[START OF Data to process]

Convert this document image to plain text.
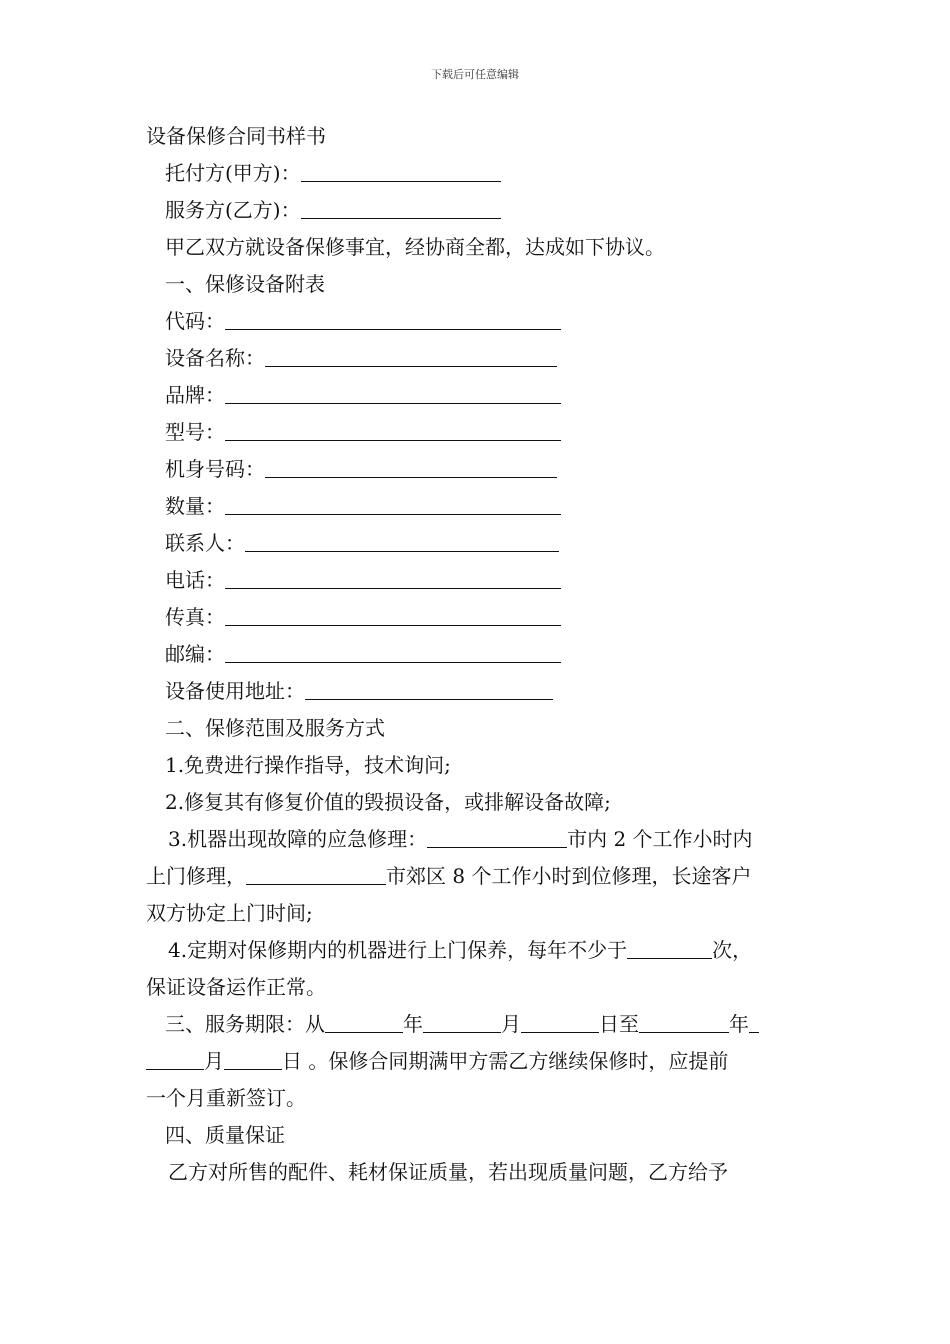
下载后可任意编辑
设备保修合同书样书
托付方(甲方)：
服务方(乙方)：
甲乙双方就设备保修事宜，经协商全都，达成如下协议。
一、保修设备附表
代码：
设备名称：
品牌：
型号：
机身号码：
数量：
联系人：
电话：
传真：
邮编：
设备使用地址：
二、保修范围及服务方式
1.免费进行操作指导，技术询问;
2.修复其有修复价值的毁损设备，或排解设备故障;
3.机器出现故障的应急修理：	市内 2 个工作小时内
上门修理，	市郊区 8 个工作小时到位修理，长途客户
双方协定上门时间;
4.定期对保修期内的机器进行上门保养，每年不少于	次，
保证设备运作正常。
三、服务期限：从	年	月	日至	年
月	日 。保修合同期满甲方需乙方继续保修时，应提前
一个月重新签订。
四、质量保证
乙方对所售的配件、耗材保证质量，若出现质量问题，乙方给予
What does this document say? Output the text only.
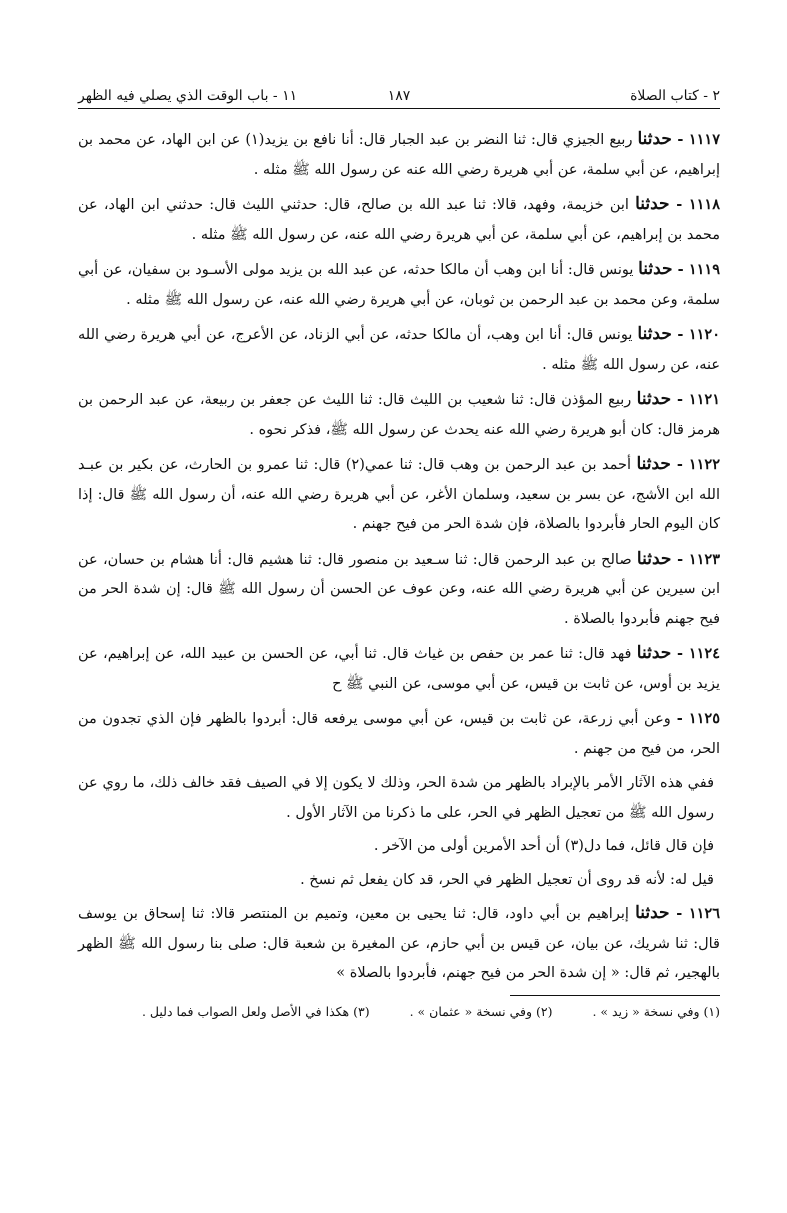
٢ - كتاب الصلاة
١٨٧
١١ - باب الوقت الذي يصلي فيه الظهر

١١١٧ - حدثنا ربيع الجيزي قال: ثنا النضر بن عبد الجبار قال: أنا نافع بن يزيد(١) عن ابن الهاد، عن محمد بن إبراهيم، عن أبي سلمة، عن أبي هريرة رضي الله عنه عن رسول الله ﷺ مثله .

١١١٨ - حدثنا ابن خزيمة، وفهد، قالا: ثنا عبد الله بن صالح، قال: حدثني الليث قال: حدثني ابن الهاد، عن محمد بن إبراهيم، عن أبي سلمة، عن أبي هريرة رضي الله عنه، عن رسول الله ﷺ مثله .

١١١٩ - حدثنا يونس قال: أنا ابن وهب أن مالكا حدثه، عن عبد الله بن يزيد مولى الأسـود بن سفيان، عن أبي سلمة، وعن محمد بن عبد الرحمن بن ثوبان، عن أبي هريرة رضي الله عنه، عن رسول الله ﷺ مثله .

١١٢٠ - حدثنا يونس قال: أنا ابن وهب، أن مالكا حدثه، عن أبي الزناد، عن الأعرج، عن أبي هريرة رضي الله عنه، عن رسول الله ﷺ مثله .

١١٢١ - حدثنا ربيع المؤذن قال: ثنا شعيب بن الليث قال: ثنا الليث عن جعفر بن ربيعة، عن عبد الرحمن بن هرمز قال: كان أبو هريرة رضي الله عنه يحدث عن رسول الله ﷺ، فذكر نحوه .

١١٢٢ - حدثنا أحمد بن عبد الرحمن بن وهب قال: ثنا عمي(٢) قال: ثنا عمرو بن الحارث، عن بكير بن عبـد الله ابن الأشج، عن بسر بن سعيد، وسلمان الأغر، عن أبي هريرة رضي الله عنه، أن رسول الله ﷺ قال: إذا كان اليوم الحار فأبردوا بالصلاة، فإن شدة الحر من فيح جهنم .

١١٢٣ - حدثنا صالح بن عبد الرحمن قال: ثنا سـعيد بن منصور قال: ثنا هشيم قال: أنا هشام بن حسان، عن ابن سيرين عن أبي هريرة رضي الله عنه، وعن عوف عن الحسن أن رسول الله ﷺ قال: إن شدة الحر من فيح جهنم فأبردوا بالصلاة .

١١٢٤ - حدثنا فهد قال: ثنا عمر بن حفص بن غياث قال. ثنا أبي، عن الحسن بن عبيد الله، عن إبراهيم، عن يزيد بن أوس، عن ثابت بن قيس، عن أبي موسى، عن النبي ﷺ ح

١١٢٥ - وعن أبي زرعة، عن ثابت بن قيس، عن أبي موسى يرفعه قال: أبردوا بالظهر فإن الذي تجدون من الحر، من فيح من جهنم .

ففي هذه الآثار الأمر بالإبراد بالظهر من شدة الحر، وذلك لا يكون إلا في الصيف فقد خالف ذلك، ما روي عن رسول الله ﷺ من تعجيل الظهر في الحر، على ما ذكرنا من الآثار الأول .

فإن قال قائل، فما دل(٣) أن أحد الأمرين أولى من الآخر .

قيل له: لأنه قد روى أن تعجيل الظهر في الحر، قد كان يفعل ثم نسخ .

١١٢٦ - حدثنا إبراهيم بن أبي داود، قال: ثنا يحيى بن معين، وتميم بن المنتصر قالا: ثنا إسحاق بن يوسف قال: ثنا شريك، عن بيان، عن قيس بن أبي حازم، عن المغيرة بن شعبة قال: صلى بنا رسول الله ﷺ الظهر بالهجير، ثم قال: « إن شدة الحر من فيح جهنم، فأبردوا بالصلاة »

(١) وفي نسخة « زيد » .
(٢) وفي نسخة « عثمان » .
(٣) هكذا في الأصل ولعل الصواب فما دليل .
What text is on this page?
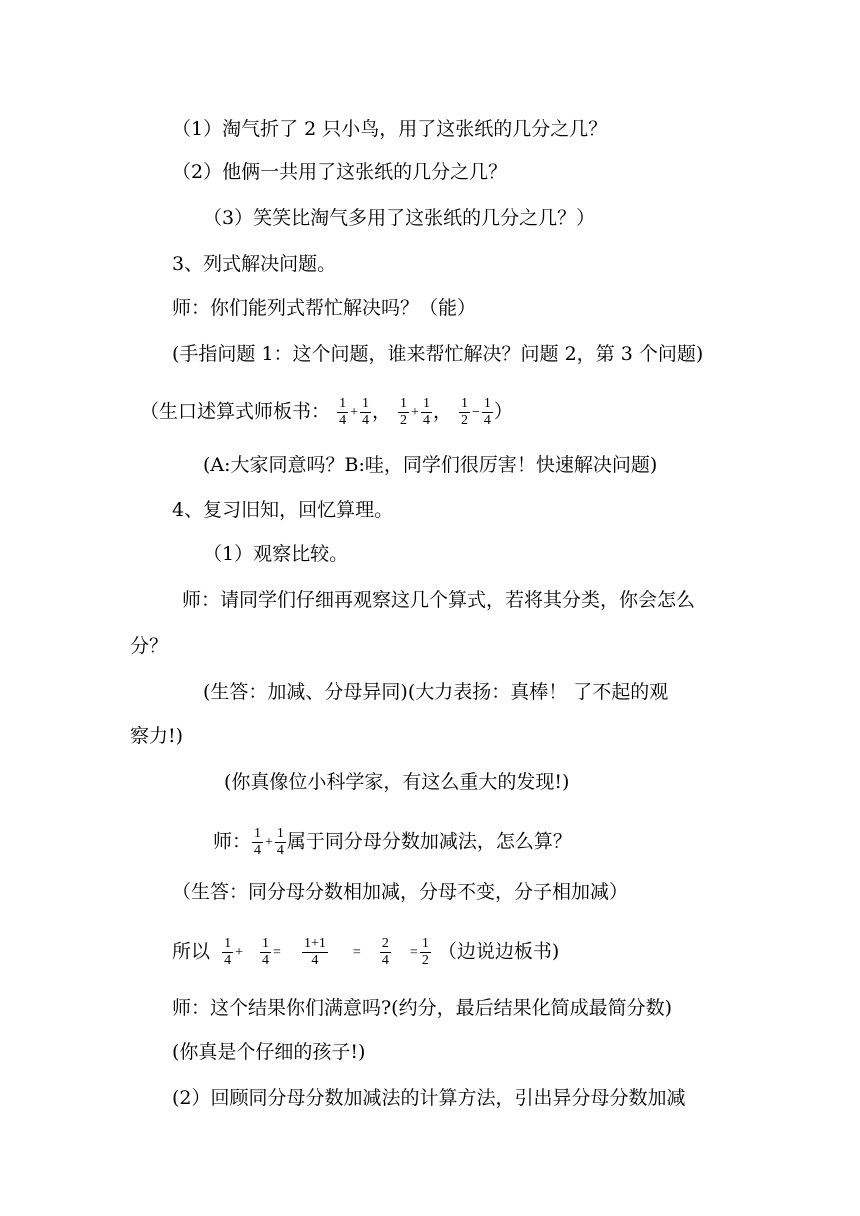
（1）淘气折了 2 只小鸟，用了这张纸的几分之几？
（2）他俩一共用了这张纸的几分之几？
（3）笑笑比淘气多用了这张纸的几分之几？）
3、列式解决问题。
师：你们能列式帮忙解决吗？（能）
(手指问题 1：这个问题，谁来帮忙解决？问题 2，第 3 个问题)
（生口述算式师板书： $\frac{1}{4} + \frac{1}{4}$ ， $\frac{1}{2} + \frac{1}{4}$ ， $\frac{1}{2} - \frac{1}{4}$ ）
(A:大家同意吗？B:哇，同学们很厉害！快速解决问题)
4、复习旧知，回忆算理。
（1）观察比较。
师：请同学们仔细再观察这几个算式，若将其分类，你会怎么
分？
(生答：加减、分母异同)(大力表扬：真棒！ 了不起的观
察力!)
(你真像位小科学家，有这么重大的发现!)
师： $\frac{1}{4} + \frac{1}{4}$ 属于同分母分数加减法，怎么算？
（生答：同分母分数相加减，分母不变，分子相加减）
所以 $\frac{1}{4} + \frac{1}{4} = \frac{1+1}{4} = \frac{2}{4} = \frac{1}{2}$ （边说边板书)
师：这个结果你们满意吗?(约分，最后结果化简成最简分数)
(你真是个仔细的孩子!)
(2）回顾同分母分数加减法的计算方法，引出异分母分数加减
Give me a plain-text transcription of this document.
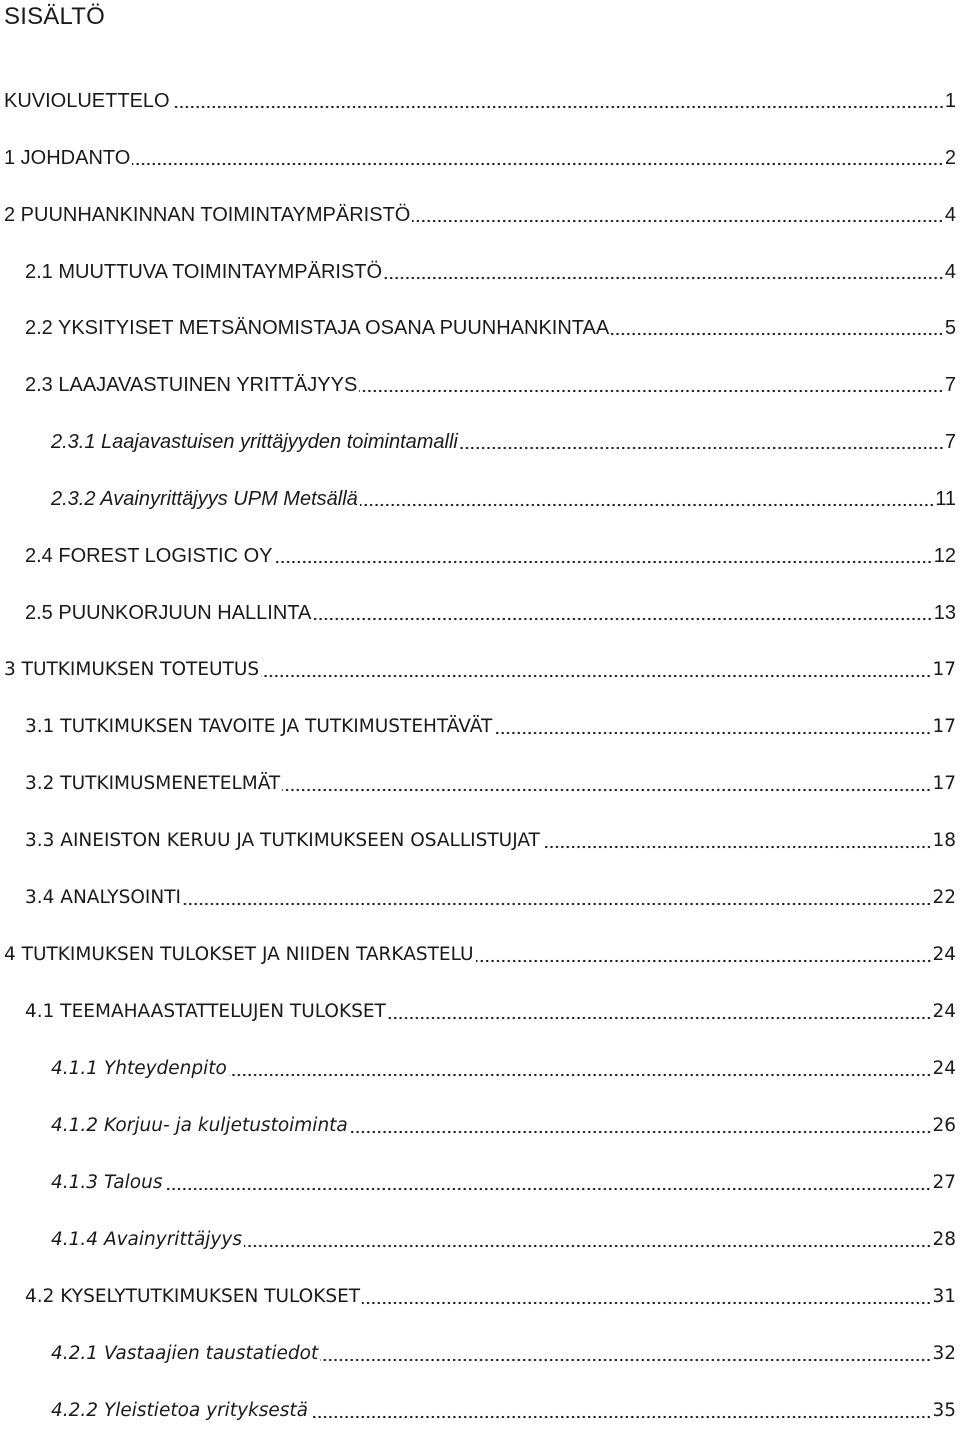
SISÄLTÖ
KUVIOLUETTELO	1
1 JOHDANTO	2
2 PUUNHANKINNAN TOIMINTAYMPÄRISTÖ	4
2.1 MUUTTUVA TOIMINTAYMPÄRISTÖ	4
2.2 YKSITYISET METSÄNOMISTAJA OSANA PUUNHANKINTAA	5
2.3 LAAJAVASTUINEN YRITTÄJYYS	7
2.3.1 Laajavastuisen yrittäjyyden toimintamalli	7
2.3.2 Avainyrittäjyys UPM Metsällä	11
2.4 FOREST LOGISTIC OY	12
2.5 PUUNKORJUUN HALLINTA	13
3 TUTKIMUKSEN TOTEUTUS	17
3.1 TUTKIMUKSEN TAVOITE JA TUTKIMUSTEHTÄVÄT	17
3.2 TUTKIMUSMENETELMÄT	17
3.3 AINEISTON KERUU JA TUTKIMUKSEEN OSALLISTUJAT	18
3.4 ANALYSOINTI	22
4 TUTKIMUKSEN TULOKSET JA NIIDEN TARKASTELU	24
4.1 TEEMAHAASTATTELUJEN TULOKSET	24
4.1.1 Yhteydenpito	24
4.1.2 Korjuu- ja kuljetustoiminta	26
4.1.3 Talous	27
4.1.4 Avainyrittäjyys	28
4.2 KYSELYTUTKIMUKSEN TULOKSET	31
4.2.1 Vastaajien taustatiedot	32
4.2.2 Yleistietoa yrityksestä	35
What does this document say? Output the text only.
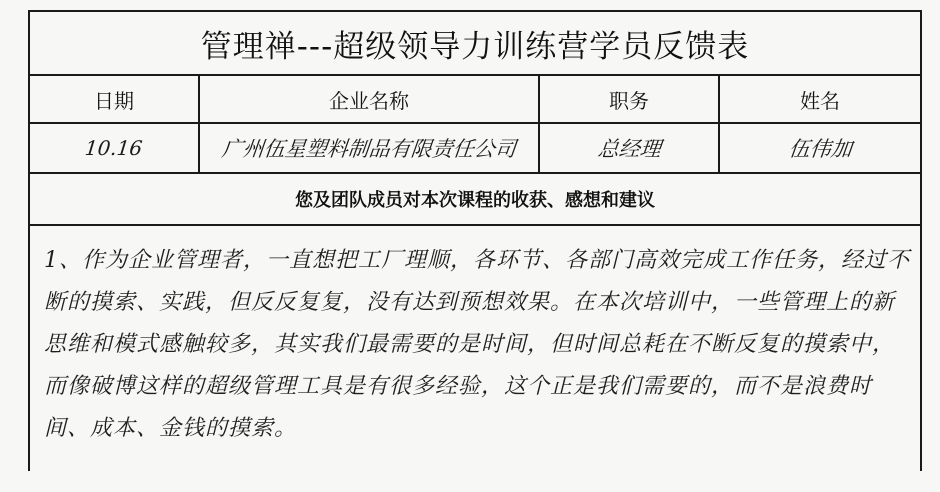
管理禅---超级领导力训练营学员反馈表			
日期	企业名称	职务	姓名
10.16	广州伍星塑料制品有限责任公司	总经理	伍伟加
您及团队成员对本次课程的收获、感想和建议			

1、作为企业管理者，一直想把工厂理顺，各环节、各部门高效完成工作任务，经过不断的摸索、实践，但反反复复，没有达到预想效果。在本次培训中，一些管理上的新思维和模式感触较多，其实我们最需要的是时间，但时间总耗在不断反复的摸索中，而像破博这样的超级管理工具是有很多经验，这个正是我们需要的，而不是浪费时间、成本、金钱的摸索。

[END OF Data to process]

Exercise directions:
In the entries above, count each line with "محمد"; reply with the total only.

Result below:
3